▸ Material to process
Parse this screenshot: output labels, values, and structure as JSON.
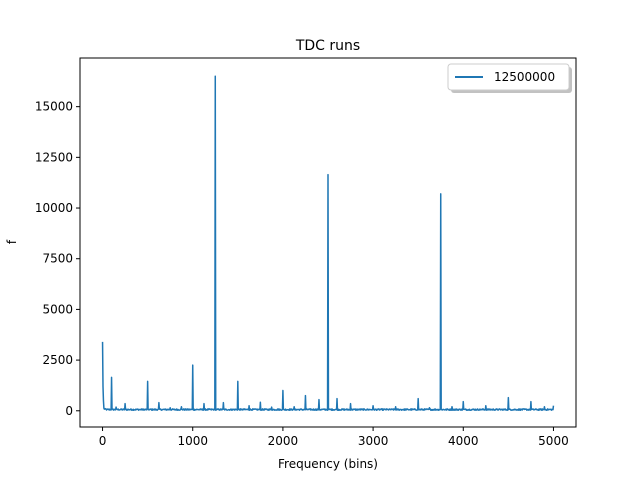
{
  "chart_data": {
    "type": "line",
    "title": "TDC runs",
    "xlabel": "Frequency (bins)",
    "ylabel": "f",
    "xlim": [
      -250,
      5250
    ],
    "ylim": [
      -800,
      17400
    ],
    "xticks": [
      0,
      1000,
      2000,
      3000,
      4000,
      5000
    ],
    "yticks": [
      0,
      2500,
      5000,
      7500,
      10000,
      12500,
      15000
    ],
    "grid": false,
    "legend": "top-right",
    "series": [
      {
        "name": "12500000",
        "color": "#1f77b4",
        "baseline": 60,
        "peaks": [
          [
            0,
            3400
          ],
          [
            5,
            1200
          ],
          [
            10,
            500
          ],
          [
            100,
            1650
          ],
          [
            150,
            180
          ],
          [
            250,
            350
          ],
          [
            500,
            1450
          ],
          [
            625,
            400
          ],
          [
            750,
            150
          ],
          [
            875,
            200
          ],
          [
            1000,
            2250
          ],
          [
            1125,
            350
          ],
          [
            1250,
            16500
          ],
          [
            1340,
            400
          ],
          [
            1500,
            1450
          ],
          [
            1625,
            250
          ],
          [
            1750,
            420
          ],
          [
            1875,
            180
          ],
          [
            2000,
            1000
          ],
          [
            2125,
            200
          ],
          [
            2250,
            750
          ],
          [
            2400,
            550
          ],
          [
            2500,
            11650
          ],
          [
            2600,
            600
          ],
          [
            2750,
            350
          ],
          [
            3000,
            250
          ],
          [
            3250,
            200
          ],
          [
            3500,
            600
          ],
          [
            3625,
            150
          ],
          [
            3750,
            10700
          ],
          [
            3875,
            200
          ],
          [
            4000,
            450
          ],
          [
            4250,
            250
          ],
          [
            4500,
            650
          ],
          [
            4750,
            450
          ],
          [
            4900,
            200
          ],
          [
            5000,
            250
          ]
        ]
      }
    ]
  }
}
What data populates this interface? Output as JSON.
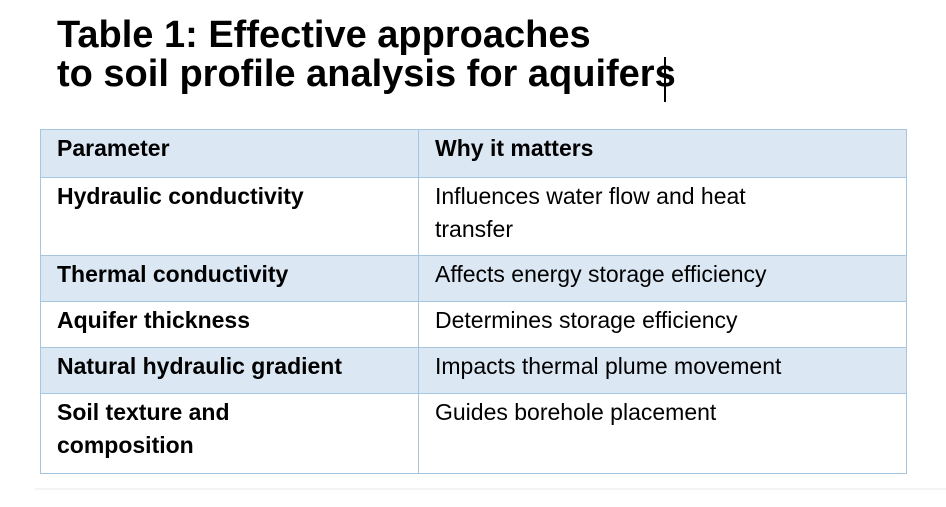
{
  "title": {
    "line1": "Table 1: Effective approaches",
    "line2": "to soil profile analysis for aquifers"
  },
  "table": {
    "columns": [
      "Parameter",
      "Why it matters"
    ],
    "rows": [
      {
        "parameter": "Hydraulic conductivity",
        "why": "Influences water flow and heat\ntransfer"
      },
      {
        "parameter": "Thermal conductivity",
        "why": "Affects energy storage efficiency"
      },
      {
        "parameter": "Aquifer thickness",
        "why": "Determines storage efficiency"
      },
      {
        "parameter": "Natural hydraulic gradient",
        "why": "Impacts thermal plume movement"
      },
      {
        "parameter": "Soil texture and\ncomposition",
        "why": "Guides borehole placement"
      }
    ]
  },
  "colors": {
    "band_fill": "#dbe8f4",
    "row_fill": "#ffffff",
    "border": "#a5c6de",
    "text": "#000000",
    "page_bg": "#ffffff"
  }
}
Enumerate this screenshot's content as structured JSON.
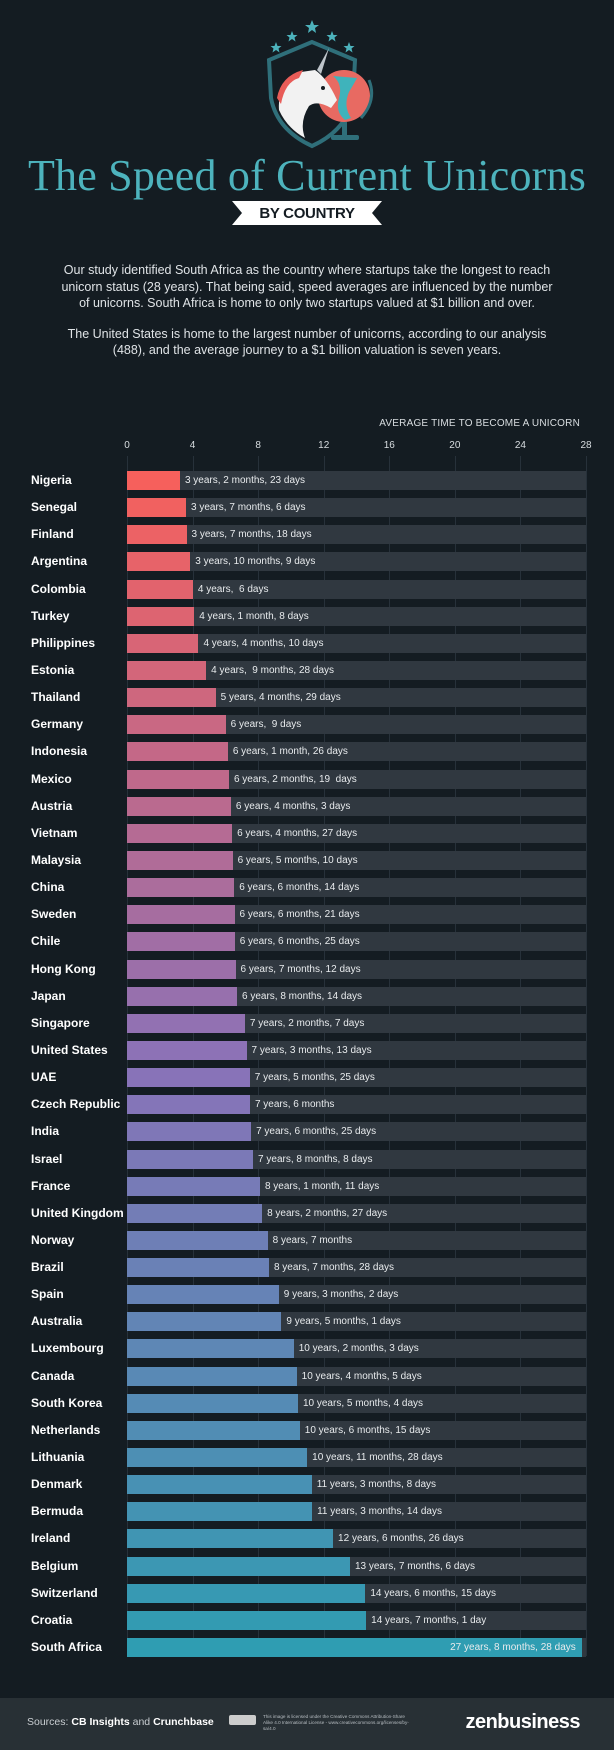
{
  "header": {
    "title": "The Speed of Current Unicorns",
    "subtitle": "BY COUNTRY",
    "logo_icon": "unicorn-shield-globe-icon"
  },
  "intro": {
    "paragraph_1": "Our study identified South Africa as the country where startups take the longest to reach unicorn status (28 years). That being said, speed averages are influenced by the number of unicorns. South Africa is home to only two startups valued at $1 billion and over.",
    "paragraph_2": "The United States is home to the largest number of unicorns, according to our analysis (488), and the average journey to a $1 billion valuation is seven years."
  },
  "colors": {
    "background": "#141c22",
    "title": "#4db3bd",
    "track": "#303840",
    "bar_start": "#f6605c",
    "bar_mid": "#8a72b8",
    "bar_end": "#2f9db2"
  },
  "chart_data": {
    "type": "bar",
    "orientation": "horizontal",
    "title": "AVERAGE TIME TO BECOME A UNICORN",
    "xlabel": "AVERAGE TIME TO BECOME A UNICORN",
    "ylabel": "",
    "xlim": [
      0,
      28
    ],
    "xticks": [
      "0",
      "4",
      "8",
      "12",
      "16",
      "20",
      "24",
      "28"
    ],
    "grid": true,
    "unit": "years",
    "categories": [
      "Nigeria",
      "Senegal",
      "Finland",
      "Argentina",
      "Colombia",
      "Turkey",
      "Philippines",
      "Estonia",
      "Thailand",
      "Germany",
      "Indonesia",
      "Mexico",
      "Austria",
      "Vietnam",
      "Malaysia",
      "China",
      "Sweden",
      "Chile",
      "Hong Kong",
      "Japan",
      "Singapore",
      "United States",
      "UAE",
      "Czech Republic",
      "India",
      "Israel",
      "France",
      "United Kingdom",
      "Norway",
      "Brazil",
      "Spain",
      "Australia",
      "Luxembourg",
      "Canada",
      "South Korea",
      "Netherlands",
      "Lithuania",
      "Denmark",
      "Bermuda",
      "Ireland",
      "Belgium",
      "Switzerland",
      "Croatia",
      "South Africa"
    ],
    "values": [
      3.23,
      3.6,
      3.63,
      3.86,
      4.02,
      4.1,
      4.36,
      4.83,
      5.41,
      6.02,
      6.15,
      6.22,
      6.34,
      6.41,
      6.44,
      6.54,
      6.56,
      6.57,
      6.62,
      6.71,
      7.19,
      7.29,
      7.49,
      7.5,
      7.57,
      7.69,
      8.11,
      8.24,
      8.58,
      8.66,
      9.26,
      9.42,
      10.17,
      10.35,
      10.43,
      10.54,
      10.99,
      11.27,
      11.29,
      12.57,
      13.6,
      14.54,
      14.59,
      27.74
    ],
    "labels": [
      "3 years, 2 months, 23 days",
      "3 years, 7 months, 6 days",
      "3 years, 7 months, 18 days",
      "3 years, 10 months, 9 days",
      "4 years,  6 days",
      "4 years, 1 month, 8 days",
      "4 years, 4 months, 10 days",
      "4 years,  9 months, 28 days",
      "5 years, 4 months, 29 days",
      "6 years,  9 days",
      "6 years, 1 month, 26 days",
      "6 years, 2 months, 19  days",
      "6 years, 4 months, 3 days",
      "6 years, 4 months, 27 days",
      "6 years, 5 months, 10 days",
      "6 years, 6 months, 14 days",
      "6 years, 6 months, 21 days",
      "6 years, 6 months, 25 days",
      "6 years, 7 months, 12 days",
      "6 years, 8 months, 14 days",
      "7 years, 2 months, 7 days",
      "7 years, 3 months, 13 days",
      "7 years, 5 months, 25 days",
      "7 years, 6 months",
      "7 years, 6 months, 25 days",
      "7 years, 8 months, 8 days",
      "8 years, 1 month, 11 days",
      "8 years, 2 months, 27 days",
      "8 years, 7 months",
      "8 years, 7 months, 28 days",
      "9 years, 3 months, 2 days",
      "9 years, 5 months, 1 days",
      "10 years, 2 months, 3 days",
      "10 years, 4 months, 5 days",
      "10 years, 5 months, 4 days",
      "10 years, 6 months, 15 days",
      "10 years, 11 months, 28 days",
      "11 years, 3 months, 8 days",
      "11 years, 3 months, 14 days",
      "12 years, 6 months, 26 days",
      "13 years, 7 months, 6 days",
      "14 years, 6 months, 15 days",
      "14 years, 7 months, 1 day",
      "27 years, 8 months, 28 days"
    ]
  },
  "footer": {
    "sources_prefix": "Sources: ",
    "source_1": "CB Insights",
    "sources_and": " and ",
    "source_2": "Crunchbase",
    "license_icon": "creative-commons-by-sa-icon",
    "license_text": "This image is licensed under the Creative Commons Attribution-Share Alike 4.0 International License - www.creativecommons.org/licenses/by-sa/4.0",
    "brand": "zenbusiness"
  }
}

▸ Goal of the exercise
Report each line in the preceding entries that holds the string "values".

▸ Result for this task
Parse this screenshot: output labels, values, and structure as JSON.
    "values": [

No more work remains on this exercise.